:: REQUIREMENT ::
Count the lines in the entries below that include the word "wynalazczości". Give nothing but the number.

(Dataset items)
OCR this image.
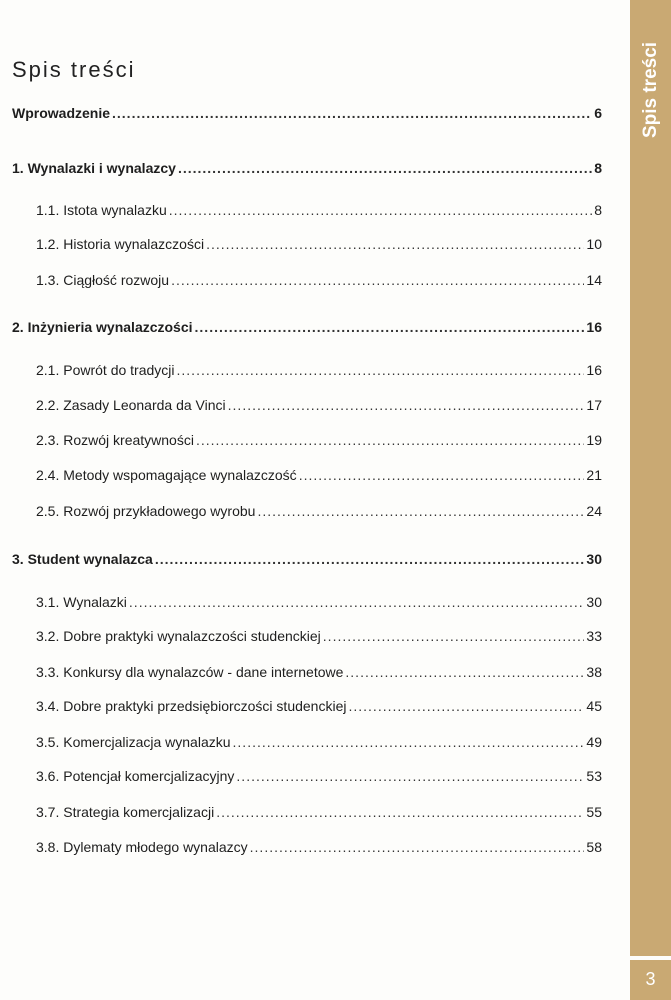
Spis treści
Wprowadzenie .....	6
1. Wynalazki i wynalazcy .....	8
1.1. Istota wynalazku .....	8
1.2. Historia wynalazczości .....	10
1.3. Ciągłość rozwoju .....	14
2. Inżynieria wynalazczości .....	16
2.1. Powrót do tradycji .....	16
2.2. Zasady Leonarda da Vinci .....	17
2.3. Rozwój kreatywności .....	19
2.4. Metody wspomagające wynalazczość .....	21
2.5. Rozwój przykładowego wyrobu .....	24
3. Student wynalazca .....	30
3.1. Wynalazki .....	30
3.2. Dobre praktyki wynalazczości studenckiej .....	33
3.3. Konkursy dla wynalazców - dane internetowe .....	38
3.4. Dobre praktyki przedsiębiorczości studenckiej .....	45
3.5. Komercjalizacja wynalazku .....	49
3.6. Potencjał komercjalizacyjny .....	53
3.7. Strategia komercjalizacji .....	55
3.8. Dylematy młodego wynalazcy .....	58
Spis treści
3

:: TASK SOLUTION ::
3